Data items

※ ※ ※

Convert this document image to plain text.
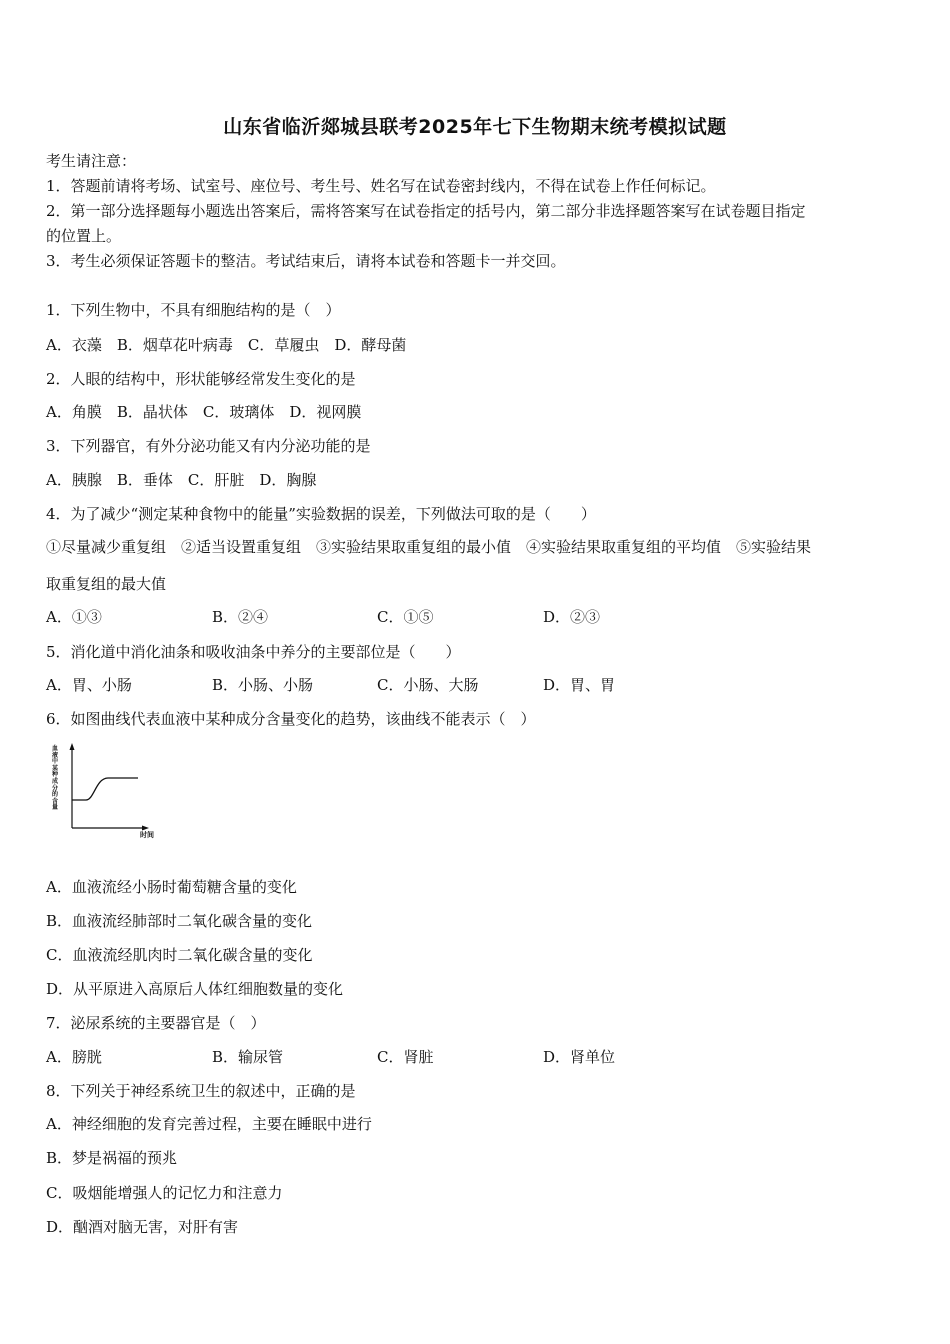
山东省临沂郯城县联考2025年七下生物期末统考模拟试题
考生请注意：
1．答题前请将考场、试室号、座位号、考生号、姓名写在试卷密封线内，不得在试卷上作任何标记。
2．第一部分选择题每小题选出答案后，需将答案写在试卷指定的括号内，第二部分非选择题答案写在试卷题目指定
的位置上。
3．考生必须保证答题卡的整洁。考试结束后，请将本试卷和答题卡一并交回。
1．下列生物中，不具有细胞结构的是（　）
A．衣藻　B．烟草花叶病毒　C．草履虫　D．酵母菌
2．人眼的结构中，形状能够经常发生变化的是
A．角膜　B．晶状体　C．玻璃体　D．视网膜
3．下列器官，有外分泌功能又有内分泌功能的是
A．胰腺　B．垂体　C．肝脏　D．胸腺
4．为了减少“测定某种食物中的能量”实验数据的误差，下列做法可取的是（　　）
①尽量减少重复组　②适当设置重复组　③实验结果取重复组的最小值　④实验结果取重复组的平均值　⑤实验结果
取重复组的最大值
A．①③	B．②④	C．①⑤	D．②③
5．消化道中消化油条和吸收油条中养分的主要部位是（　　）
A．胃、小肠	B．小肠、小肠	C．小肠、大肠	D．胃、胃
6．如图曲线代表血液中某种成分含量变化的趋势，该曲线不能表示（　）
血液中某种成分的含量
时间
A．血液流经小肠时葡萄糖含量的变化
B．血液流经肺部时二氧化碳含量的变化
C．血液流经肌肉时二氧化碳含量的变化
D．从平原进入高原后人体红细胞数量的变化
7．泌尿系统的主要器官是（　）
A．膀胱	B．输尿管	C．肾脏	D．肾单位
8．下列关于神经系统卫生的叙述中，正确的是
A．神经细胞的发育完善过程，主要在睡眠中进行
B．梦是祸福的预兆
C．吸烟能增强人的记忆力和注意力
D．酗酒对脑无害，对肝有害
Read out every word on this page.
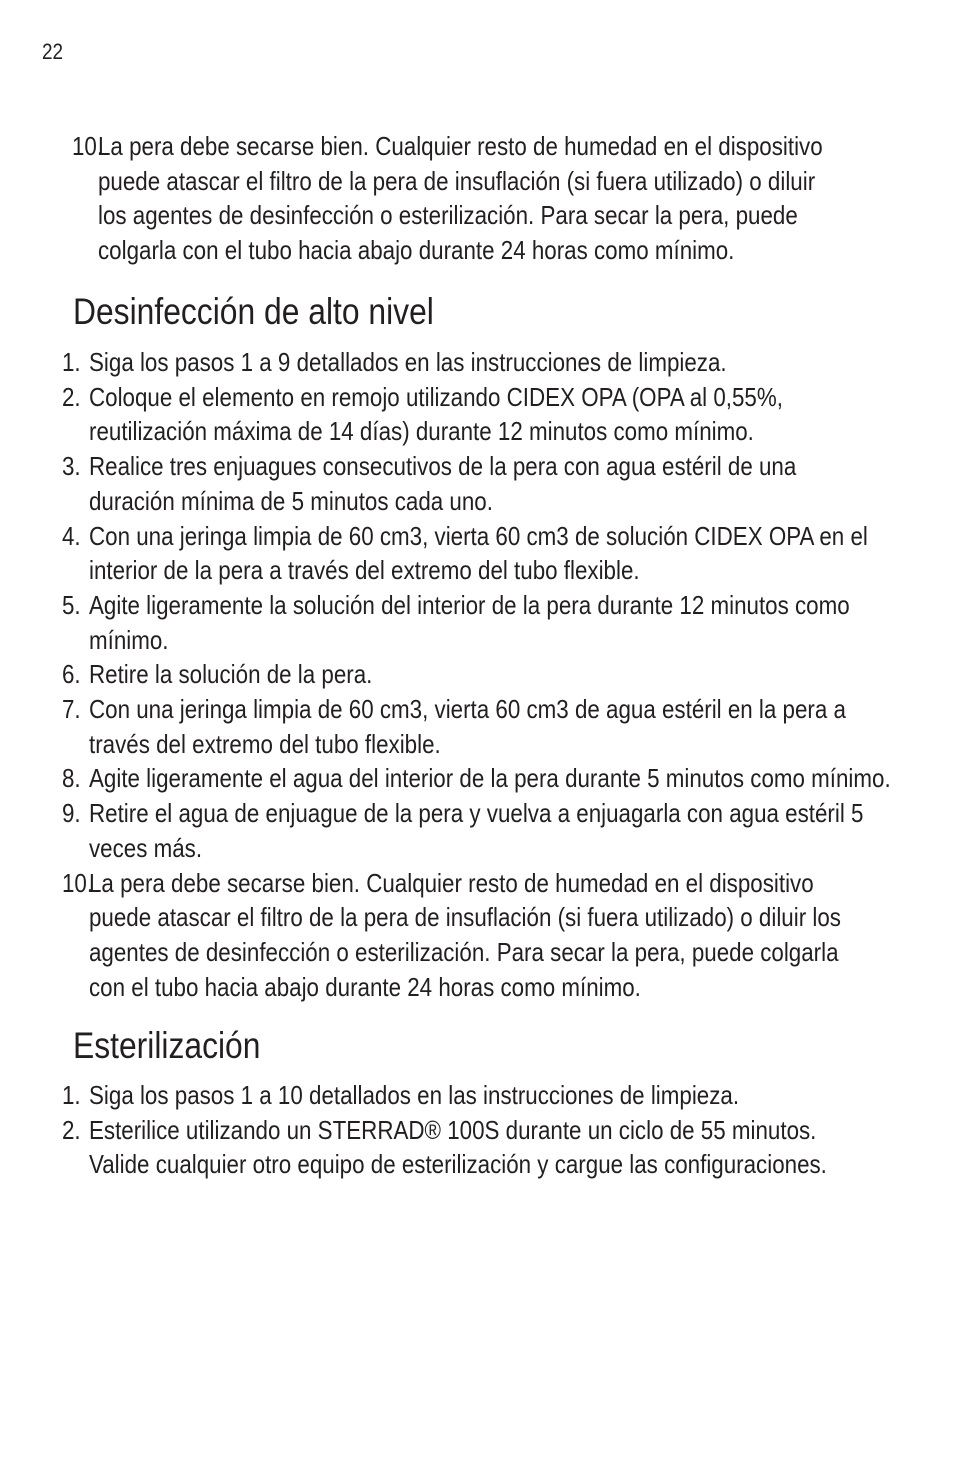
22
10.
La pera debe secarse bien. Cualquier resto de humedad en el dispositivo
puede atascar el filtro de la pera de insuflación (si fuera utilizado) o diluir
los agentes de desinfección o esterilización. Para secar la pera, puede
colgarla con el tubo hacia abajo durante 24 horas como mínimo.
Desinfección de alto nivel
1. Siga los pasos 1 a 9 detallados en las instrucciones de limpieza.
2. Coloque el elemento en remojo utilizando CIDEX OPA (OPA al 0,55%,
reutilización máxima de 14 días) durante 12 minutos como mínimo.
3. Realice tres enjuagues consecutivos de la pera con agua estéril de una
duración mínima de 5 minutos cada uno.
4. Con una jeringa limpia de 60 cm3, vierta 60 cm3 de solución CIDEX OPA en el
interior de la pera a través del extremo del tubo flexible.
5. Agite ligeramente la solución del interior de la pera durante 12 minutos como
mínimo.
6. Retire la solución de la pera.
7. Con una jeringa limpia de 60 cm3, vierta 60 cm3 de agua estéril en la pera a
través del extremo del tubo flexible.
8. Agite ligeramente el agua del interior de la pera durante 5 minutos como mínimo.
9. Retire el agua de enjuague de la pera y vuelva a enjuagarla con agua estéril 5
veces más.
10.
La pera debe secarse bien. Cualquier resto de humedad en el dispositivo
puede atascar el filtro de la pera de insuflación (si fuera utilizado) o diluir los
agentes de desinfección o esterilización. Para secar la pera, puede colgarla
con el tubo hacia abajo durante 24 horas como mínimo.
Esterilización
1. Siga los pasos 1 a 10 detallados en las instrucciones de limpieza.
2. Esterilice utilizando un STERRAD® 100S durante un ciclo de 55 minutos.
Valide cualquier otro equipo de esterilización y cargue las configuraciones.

※ ※ ※

Exercise task: Repeat each entry exactly as it appears; skip any picture.

The reply:
Convert this document image to plain text.
山东省临沂郯城县联考2025年七下生物期末统考模拟试题
考生请注意：
1．答题前请将考场、试室号、座位号、考生号、姓名写在试卷密封线内，不得在试卷上作任何标记。
2．第一部分选择题每小题选出答案后，需将答案写在试卷指定的括号内，第二部分非选择题答案写在试卷题目指定
的位置上。
3．考生必须保证答题卡的整洁。考试结束后，请将本试卷和答题卡一并交回。
1．下列生物中，不具有细胞结构的是（　）
A．衣藻　B．烟草花叶病毒　C．草履虫　D．酵母菌
2．人眼的结构中，形状能够经常发生变化的是
A．角膜　B．晶状体　C．玻璃体　D．视网膜
3．下列器官，有外分泌功能又有内分泌功能的是
A．胰腺　B．垂体　C．肝脏　D．胸腺
4．为了减少“测定某种食物中的能量”实验数据的误差，下列做法可取的是（　　）
①尽量减少重复组　②适当设置重复组　③实验结果取重复组的最小值　④实验结果取重复组的平均值　⑤实验结果
取重复组的最大值
A．①③	B．②④	C．①⑤	D．②③
5．消化道中消化油条和吸收油条中养分的主要部位是（　　）
A．胃、小肠	B．小肠、小肠	C．小肠、大肠	D．胃、胃
6．如图曲线代表血液中某种成分含量变化的趋势，该曲线不能表示（　）
血液中某种成分的含量
时间
A．血液流经小肠时葡萄糖含量的变化
B．血液流经肺部时二氧化碳含量的变化
C．血液流经肌肉时二氧化碳含量的变化
D．从平原进入高原后人体红细胞数量的变化
7．泌尿系统的主要器官是（　）
A．膀胱	B．输尿管	C．肾脏	D．肾单位
8．下列关于神经系统卫生的叙述中，正确的是
A．神经细胞的发育完善过程，主要在睡眠中进行
B．梦是祸福的预兆
C．吸烟能增强人的记忆力和注意力
D．酗酒对脑无害，对肝有害
Read out every word on this page.
22
10.
La pera debe secarse bien. Cualquier resto de humedad en el dispositivo
puede atascar el filtro de la pera de insuflación (si fuera utilizado) o diluir
los agentes de desinfección o esterilización. Para secar la pera, puede
colgarla con el tubo hacia abajo durante 24 horas como mínimo.
Desinfección de alto nivel
1. Siga los pasos 1 a 9 detallados en las instrucciones de limpieza.
2. Coloque el elemento en remojo utilizando CIDEX OPA (OPA al 0,55%,
reutilización máxima de 14 días) durante 12 minutos como mínimo.
3. Realice tres enjuagues consecutivos de la pera con agua estéril de una
duración mínima de 5 minutos cada uno.
4. Con una jeringa limpia de 60 cm3, vierta 60 cm3 de solución CIDEX OPA en el
interior de la pera a través del extremo del tubo flexible.
5. Agite ligeramente la solución del interior de la pera durante 12 minutos como
mínimo.
6. Retire la solución de la pera.
7. Con una jeringa limpia de 60 cm3, vierta 60 cm3 de agua estéril en la pera a
través del extremo del tubo flexible.
8. Agite ligeramente el agua del interior de la pera durante 5 minutos como mínimo.
9. Retire el agua de enjuague de la pera y vuelva a enjuagarla con agua estéril 5
veces más.
10.
La pera debe secarse bien. Cualquier resto de humedad en el dispositivo
puede atascar el filtro de la pera de insuflación (si fuera utilizado) o diluir los
agentes de desinfección o esterilización. Para secar la pera, puede colgarla
con el tubo hacia abajo durante 24 horas como mínimo.
Esterilización
1. Siga los pasos 1 a 10 detallados en las instrucciones de limpieza.
2. Esterilice utilizando un STERRAD® 100S durante un ciclo de 55 minutos.
Valide cualquier otro equipo de esterilización y cargue las configuraciones.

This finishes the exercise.